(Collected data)

BEGIN

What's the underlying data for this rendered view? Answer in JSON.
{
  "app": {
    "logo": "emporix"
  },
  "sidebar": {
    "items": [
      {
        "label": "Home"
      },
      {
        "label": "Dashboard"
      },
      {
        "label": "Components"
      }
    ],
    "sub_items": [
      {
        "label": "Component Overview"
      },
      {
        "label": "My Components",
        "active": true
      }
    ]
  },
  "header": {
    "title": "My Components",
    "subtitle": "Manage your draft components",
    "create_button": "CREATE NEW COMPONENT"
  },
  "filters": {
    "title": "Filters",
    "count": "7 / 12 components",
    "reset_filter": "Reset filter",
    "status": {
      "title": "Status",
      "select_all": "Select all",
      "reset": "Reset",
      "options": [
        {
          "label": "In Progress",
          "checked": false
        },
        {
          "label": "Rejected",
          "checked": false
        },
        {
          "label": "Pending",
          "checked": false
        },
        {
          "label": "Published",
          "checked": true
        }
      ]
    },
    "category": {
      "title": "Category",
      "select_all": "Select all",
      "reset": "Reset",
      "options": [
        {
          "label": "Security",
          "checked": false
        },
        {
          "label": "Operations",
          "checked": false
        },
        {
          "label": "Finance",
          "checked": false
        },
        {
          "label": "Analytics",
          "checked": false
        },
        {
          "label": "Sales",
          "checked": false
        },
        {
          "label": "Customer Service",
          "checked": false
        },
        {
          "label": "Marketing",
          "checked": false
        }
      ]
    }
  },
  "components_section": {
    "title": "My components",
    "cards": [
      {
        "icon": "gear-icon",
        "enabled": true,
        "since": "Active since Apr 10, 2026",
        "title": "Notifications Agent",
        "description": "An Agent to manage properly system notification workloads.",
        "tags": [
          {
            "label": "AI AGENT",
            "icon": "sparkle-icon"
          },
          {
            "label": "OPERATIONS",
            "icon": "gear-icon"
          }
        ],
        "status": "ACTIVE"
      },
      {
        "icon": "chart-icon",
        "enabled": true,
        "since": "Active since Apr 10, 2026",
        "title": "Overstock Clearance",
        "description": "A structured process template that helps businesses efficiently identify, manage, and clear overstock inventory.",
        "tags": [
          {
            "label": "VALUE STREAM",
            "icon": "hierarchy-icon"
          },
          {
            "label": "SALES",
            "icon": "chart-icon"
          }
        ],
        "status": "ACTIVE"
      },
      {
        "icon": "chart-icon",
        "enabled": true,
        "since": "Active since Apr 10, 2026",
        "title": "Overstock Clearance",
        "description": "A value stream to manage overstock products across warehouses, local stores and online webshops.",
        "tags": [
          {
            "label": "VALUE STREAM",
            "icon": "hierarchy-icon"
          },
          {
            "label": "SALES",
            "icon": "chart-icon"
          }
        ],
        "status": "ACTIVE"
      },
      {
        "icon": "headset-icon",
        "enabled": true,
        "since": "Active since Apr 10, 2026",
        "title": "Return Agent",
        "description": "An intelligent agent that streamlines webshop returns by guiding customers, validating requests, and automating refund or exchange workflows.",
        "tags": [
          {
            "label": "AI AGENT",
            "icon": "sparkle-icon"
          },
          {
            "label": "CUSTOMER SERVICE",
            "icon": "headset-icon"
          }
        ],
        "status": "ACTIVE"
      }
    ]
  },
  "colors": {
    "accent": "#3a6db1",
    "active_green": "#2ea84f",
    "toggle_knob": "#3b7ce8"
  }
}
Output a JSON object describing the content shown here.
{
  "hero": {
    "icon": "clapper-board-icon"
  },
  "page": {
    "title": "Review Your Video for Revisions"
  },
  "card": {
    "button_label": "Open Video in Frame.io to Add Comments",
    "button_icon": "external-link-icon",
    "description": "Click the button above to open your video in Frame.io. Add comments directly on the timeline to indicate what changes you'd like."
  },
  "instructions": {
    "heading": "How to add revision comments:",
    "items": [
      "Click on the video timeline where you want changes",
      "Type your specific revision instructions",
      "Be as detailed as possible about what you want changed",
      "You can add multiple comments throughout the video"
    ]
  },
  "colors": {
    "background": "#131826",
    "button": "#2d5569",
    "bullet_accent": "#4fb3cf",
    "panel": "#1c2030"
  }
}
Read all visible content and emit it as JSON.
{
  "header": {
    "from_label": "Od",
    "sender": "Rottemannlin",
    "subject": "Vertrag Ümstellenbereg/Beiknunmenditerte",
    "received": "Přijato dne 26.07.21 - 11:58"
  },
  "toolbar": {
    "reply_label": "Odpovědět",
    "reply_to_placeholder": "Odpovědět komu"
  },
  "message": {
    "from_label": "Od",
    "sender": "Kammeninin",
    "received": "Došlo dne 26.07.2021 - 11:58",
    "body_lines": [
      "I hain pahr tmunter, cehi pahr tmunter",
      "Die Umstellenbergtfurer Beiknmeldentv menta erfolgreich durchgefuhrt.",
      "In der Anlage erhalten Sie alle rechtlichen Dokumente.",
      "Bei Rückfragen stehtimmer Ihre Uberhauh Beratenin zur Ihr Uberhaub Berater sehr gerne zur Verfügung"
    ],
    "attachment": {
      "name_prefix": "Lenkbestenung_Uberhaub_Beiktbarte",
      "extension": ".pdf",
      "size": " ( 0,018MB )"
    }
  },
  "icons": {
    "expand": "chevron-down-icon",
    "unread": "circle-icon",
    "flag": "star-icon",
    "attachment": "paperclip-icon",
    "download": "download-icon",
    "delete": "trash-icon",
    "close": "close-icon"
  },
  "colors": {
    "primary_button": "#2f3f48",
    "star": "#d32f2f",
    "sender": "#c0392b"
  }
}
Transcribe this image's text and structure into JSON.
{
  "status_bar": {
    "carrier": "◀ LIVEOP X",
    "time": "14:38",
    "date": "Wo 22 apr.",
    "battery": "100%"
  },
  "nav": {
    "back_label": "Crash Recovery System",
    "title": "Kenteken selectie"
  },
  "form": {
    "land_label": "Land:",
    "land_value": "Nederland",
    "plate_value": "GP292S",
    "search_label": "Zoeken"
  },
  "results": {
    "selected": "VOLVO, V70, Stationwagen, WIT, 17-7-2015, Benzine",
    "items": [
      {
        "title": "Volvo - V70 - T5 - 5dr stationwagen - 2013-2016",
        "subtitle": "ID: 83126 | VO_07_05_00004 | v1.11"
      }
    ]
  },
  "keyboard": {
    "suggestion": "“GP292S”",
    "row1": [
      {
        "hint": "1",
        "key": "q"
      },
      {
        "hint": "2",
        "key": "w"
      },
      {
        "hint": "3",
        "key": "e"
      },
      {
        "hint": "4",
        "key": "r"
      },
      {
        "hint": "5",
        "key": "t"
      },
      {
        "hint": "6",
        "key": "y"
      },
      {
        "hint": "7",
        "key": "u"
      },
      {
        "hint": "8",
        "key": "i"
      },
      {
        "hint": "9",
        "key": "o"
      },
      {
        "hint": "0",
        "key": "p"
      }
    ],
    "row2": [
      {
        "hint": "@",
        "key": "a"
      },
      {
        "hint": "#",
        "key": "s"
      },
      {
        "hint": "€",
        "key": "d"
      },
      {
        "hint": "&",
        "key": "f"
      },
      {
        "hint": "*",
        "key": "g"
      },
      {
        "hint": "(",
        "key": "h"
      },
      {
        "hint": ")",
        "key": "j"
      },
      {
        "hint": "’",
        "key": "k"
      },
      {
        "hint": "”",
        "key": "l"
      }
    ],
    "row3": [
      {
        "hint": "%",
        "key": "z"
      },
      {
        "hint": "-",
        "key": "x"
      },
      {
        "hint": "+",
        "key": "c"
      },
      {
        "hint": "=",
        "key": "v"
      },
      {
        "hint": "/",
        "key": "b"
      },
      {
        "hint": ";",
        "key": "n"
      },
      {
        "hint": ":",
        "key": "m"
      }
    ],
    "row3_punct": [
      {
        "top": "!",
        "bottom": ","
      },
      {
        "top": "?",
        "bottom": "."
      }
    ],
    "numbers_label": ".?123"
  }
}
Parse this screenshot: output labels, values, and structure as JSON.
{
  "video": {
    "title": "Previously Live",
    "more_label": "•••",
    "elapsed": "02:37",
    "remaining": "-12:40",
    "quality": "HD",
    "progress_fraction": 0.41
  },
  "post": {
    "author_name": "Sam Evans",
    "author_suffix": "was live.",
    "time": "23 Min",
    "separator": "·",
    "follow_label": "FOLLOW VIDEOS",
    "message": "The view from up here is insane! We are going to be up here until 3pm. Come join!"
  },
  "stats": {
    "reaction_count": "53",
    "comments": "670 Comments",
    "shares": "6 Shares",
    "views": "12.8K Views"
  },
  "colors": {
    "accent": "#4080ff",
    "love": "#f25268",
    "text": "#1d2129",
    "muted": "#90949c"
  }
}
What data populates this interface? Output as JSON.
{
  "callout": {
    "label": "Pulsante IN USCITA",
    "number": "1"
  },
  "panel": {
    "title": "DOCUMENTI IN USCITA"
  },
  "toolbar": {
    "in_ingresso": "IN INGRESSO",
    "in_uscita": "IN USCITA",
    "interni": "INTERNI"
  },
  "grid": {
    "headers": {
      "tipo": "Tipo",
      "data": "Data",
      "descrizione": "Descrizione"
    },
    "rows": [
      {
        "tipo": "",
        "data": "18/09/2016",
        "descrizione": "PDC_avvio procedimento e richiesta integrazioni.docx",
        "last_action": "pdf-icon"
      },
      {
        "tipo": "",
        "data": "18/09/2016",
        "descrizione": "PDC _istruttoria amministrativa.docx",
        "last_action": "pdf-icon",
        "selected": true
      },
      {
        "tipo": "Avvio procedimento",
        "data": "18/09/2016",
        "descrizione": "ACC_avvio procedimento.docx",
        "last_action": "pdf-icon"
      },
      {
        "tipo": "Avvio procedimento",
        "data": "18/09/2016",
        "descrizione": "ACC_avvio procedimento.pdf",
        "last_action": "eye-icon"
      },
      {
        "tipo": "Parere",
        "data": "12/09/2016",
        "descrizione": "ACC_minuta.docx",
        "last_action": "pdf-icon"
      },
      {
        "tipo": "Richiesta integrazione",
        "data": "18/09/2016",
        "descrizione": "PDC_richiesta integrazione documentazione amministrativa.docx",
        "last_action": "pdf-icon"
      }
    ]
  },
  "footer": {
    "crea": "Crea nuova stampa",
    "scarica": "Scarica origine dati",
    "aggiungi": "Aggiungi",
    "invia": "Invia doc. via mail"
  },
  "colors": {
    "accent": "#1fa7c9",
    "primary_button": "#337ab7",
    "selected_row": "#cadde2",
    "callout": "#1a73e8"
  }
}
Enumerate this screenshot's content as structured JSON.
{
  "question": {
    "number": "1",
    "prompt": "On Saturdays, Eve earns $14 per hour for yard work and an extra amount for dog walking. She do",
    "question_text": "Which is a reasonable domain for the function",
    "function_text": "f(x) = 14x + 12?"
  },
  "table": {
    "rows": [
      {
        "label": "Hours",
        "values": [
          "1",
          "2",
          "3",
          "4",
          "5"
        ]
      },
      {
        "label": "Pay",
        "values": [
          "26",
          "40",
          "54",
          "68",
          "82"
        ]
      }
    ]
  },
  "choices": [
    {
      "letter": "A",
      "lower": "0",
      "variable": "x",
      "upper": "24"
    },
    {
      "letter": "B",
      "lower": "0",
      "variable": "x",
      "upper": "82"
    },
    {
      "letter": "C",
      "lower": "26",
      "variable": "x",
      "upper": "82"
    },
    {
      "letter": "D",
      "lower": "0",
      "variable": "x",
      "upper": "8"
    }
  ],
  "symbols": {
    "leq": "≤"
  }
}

END

STATED EXERCISE =
Pick each line holding the word "procedimento" out of the listing.

SOLUTION FOR THIS PROBLEM =
        "descrizione": "PDC_avvio procedimento e richiesta integrazioni.docx",
        "tipo": "Avvio procedimento",
        "descrizione": "ACC_avvio procedimento.docx",
        "tipo": "Avvio procedimento",
        "descrizione": "ACC_avvio procedimento.pdf",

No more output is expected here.